* What you will do
Return all of the lines below exactly as they are.

* Task data
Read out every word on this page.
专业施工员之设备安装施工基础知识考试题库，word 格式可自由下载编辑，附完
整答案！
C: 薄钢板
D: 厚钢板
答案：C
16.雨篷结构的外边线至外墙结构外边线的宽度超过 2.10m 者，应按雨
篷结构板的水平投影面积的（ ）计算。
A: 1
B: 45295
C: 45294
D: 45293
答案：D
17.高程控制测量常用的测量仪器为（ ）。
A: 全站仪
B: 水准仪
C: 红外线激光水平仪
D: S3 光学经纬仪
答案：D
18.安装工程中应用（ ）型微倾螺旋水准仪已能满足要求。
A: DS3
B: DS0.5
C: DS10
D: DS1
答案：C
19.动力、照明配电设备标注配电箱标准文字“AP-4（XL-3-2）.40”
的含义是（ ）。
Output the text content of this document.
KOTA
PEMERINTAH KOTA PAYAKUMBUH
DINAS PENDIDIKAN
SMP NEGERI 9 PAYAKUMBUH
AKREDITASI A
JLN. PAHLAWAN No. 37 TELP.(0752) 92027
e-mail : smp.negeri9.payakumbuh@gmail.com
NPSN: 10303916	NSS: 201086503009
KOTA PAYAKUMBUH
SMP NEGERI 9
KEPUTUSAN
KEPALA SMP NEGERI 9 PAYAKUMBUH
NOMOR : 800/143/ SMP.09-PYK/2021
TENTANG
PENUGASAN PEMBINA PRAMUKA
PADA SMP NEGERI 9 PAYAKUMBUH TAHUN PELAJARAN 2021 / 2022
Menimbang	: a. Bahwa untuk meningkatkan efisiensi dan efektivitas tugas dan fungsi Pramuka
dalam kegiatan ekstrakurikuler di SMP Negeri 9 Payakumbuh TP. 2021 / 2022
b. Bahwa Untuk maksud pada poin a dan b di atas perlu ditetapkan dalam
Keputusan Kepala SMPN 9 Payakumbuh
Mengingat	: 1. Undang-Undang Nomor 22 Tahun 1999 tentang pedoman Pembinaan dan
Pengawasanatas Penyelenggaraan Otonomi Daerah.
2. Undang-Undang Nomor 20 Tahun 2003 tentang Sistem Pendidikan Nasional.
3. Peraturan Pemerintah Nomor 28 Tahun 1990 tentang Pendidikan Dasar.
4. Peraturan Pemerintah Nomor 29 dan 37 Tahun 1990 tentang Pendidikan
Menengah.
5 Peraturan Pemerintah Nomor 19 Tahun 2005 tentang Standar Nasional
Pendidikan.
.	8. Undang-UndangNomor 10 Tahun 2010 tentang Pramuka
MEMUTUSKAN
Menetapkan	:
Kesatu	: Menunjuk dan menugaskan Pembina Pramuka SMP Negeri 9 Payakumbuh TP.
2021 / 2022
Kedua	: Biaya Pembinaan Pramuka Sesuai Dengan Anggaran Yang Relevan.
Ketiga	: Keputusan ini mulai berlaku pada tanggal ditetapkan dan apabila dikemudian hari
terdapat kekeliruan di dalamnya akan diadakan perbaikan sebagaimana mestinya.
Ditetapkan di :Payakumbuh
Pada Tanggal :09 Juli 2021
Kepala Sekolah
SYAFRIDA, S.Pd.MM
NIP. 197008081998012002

* Completed exercise
Read out every word on this page.
专业施工员之设备安装施工基础知识考试题库，word 格式可自由下载编辑，附完
整答案！
C: 薄钢板
D: 厚钢板
答案：C
16.雨篷结构的外边线至外墙结构外边线的宽度超过 2.10m 者，应按雨
篷结构板的水平投影面积的（ ）计算。
A: 1
B: 45295
C: 45294
D: 45293
答案：D
17.高程控制测量常用的测量仪器为（ ）。
A: 全站仪
B: 水准仪
C: 红外线激光水平仪
D: S3 光学经纬仪
答案：D
18.安装工程中应用（ ）型微倾螺旋水准仪已能满足要求。
A: DS3
B: DS0.5
C: DS10
D: DS1
答案：C
19.动力、照明配电设备标注配电箱标准文字“AP-4（XL-3-2）.40”
的含义是（ ）。
Output the text content of this document.
KOTA
PEMERINTAH KOTA PAYAKUMBUH
DINAS PENDIDIKAN
SMP NEGERI 9 PAYAKUMBUH
AKREDITASI A
JLN. PAHLAWAN No. 37 TELP.(0752) 92027
e-mail : smp.negeri9.payakumbuh@gmail.com
NPSN: 10303916	NSS: 201086503009
KOTA PAYAKUMBUH
SMP NEGERI 9
KEPUTUSAN
KEPALA SMP NEGERI 9 PAYAKUMBUH
NOMOR : 800/143/ SMP.09-PYK/2021
TENTANG
PENUGASAN PEMBINA PRAMUKA
PADA SMP NEGERI 9 PAYAKUMBUH TAHUN PELAJARAN 2021 / 2022
Menimbang	: a. Bahwa untuk meningkatkan efisiensi dan efektivitas tugas dan fungsi Pramuka
dalam kegiatan ekstrakurikuler di SMP Negeri 9 Payakumbuh TP. 2021 / 2022
b. Bahwa Untuk maksud pada poin a dan b di atas perlu ditetapkan dalam
Keputusan Kepala SMPN 9 Payakumbuh
Mengingat	: 1. Undang-Undang Nomor 22 Tahun 1999 tentang pedoman Pembinaan dan
Pengawasanatas Penyelenggaraan Otonomi Daerah.
2. Undang-Undang Nomor 20 Tahun 2003 tentang Sistem Pendidikan Nasional.
3. Peraturan Pemerintah Nomor 28 Tahun 1990 tentang Pendidikan Dasar.
4. Peraturan Pemerintah Nomor 29 dan 37 Tahun 1990 tentang Pendidikan
Menengah.
5 Peraturan Pemerintah Nomor 19 Tahun 2005 tentang Standar Nasional
Pendidikan.
.	8. Undang-UndangNomor 10 Tahun 2010 tentang Pramuka
MEMUTUSKAN
Menetapkan	:
Kesatu	: Menunjuk dan menugaskan Pembina Pramuka SMP Negeri 9 Payakumbuh TP.
2021 / 2022
Kedua	: Biaya Pembinaan Pramuka Sesuai Dengan Anggaran Yang Relevan.
Ketiga	: Keputusan ini mulai berlaku pada tanggal ditetapkan dan apabila dikemudian hari
terdapat kekeliruan di dalamnya akan diadakan perbaikan sebagaimana mestinya.
Ditetapkan di :Payakumbuh
Pada Tanggal :09 Juli 2021
Kepala Sekolah
SYAFRIDA, S.Pd.MM
NIP. 197008081998012002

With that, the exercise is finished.